## Start

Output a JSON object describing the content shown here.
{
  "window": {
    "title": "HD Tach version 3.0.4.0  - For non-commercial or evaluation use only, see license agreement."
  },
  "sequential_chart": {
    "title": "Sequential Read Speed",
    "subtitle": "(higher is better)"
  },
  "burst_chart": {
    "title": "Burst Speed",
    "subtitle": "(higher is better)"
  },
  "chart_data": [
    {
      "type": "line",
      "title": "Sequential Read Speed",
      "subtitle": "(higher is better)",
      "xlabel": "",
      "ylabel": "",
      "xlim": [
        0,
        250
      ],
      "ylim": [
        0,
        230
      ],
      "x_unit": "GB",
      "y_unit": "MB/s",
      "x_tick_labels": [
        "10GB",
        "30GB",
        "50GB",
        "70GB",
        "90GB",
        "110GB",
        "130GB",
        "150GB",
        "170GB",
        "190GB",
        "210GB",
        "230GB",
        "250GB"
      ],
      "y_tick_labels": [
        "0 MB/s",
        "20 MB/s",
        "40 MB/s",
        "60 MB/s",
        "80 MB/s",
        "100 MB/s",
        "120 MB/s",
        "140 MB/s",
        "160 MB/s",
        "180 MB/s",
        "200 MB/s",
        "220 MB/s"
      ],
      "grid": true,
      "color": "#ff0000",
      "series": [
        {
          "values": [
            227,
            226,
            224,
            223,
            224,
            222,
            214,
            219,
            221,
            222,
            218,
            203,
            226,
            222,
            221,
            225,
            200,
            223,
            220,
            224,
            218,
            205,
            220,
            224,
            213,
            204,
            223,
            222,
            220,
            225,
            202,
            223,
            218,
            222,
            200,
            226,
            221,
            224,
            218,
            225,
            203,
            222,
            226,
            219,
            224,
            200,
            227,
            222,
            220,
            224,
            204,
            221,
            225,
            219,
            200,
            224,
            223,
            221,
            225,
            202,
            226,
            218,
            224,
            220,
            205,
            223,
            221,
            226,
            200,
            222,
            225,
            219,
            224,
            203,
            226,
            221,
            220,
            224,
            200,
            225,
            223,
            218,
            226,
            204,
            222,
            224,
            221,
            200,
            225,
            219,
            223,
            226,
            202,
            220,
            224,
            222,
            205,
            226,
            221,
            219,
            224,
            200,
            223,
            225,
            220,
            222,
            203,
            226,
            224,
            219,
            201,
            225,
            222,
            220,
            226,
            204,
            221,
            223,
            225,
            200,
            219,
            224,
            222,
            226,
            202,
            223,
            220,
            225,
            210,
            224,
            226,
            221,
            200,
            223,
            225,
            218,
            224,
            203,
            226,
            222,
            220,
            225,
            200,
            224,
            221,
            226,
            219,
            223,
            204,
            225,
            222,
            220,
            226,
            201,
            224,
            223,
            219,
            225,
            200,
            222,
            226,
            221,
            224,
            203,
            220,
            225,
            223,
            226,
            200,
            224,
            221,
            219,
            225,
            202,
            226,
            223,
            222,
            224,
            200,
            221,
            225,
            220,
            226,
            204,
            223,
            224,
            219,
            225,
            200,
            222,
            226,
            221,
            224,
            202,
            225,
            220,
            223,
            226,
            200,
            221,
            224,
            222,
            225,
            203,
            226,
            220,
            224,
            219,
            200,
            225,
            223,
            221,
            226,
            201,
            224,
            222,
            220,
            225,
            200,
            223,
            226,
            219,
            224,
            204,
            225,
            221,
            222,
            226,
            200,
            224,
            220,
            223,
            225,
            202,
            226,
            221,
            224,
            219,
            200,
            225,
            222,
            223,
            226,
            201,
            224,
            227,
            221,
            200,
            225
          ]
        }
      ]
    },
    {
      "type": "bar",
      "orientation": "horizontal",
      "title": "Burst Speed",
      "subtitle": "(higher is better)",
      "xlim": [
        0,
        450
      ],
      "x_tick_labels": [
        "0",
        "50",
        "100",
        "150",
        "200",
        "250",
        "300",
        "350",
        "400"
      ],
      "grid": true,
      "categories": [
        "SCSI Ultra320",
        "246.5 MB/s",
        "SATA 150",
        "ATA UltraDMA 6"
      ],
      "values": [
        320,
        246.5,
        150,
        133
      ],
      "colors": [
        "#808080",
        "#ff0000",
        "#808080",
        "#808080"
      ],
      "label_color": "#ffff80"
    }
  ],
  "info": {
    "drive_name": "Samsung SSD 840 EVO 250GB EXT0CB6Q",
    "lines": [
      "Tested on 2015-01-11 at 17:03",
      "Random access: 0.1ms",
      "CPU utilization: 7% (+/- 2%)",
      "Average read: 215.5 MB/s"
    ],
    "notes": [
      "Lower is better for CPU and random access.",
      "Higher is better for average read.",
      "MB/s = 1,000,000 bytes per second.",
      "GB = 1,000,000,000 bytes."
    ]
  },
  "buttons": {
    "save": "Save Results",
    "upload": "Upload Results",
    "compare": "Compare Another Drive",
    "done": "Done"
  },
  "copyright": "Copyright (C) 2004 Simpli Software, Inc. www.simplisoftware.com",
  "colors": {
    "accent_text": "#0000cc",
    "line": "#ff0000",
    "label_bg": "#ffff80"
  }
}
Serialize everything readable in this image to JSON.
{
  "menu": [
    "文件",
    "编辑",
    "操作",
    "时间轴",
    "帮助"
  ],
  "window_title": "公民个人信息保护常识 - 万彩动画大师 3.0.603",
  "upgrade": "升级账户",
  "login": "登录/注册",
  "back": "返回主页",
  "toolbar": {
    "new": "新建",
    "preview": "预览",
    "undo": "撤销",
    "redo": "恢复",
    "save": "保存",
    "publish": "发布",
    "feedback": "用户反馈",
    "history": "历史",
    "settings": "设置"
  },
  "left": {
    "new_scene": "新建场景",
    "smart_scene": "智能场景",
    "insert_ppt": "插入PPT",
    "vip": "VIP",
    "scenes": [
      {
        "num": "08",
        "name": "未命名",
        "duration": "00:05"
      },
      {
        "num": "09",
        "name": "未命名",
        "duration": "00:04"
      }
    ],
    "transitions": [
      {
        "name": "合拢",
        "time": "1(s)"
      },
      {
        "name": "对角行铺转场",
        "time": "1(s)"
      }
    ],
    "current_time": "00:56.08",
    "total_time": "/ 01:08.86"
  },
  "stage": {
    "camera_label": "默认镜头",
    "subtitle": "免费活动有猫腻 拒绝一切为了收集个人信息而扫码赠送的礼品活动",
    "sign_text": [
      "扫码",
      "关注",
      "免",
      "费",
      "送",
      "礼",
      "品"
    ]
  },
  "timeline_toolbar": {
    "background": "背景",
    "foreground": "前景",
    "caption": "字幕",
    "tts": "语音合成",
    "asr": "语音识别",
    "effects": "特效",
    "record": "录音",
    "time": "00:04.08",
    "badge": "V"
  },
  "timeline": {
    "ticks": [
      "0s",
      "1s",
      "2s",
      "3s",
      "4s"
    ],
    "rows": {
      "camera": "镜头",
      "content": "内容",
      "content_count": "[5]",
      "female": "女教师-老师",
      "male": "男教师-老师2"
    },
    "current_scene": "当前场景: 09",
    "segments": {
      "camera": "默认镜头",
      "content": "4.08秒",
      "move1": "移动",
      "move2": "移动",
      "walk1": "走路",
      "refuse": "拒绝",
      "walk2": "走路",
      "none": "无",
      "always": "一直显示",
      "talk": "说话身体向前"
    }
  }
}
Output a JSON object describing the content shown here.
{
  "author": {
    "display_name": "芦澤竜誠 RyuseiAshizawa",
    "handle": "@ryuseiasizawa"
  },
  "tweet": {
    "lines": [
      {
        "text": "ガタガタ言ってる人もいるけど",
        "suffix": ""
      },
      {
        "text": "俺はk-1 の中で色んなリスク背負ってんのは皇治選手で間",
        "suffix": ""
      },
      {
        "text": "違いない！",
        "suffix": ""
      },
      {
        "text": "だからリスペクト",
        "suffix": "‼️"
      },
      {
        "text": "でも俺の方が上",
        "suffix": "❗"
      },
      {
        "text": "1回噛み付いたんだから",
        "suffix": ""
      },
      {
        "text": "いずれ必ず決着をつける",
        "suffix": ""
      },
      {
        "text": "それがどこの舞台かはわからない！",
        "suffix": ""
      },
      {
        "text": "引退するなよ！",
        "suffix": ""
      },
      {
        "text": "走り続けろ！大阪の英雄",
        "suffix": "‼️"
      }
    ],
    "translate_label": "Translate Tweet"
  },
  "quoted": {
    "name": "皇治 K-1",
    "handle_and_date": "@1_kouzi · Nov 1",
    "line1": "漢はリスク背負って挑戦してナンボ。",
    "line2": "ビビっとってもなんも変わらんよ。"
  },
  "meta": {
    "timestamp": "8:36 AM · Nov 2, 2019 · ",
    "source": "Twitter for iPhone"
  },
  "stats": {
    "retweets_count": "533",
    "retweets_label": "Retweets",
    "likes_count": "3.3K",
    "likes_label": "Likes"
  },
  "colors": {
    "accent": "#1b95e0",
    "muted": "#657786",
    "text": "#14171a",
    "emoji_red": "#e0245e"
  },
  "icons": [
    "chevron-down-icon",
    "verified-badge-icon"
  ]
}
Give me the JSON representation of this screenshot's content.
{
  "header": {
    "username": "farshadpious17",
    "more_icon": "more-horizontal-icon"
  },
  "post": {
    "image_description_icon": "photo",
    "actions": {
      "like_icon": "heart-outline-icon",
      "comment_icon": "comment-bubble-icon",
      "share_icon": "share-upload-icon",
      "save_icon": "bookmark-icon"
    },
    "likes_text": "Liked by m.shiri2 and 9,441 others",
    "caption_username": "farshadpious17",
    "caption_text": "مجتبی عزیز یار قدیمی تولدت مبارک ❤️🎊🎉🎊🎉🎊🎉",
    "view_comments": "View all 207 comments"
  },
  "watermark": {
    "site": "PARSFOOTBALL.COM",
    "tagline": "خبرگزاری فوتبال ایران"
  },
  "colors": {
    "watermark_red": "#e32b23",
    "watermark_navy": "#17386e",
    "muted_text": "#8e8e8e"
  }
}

## End

Prompt: The lines to reproduce run from the line containing "Give me the" to the end of the listing; write them out exactly and add nothing.

Solution to the exercise:
Give me the JSON representation of this screenshot's content.
{
  "header": {
    "username": "farshadpious17",
    "more_icon": "more-horizontal-icon"
  },
  "post": {
    "image_description_icon": "photo",
    "actions": {
      "like_icon": "heart-outline-icon",
      "comment_icon": "comment-bubble-icon",
      "share_icon": "share-upload-icon",
      "save_icon": "bookmark-icon"
    },
    "likes_text": "Liked by m.shiri2 and 9,441 others",
    "caption_username": "farshadpious17",
    "caption_text": "مجتبی عزیز یار قدیمی تولدت مبارک ❤️🎊🎉🎊🎉🎊🎉",
    "view_comments": "View all 207 comments"
  },
  "watermark": {
    "site": "PARSFOOTBALL.COM",
    "tagline": "خبرگزاری فوتبال ایران"
  },
  "colors": {
    "watermark_red": "#e32b23",
    "watermark_navy": "#17386e",
    "muted_text": "#8e8e8e"
  }
}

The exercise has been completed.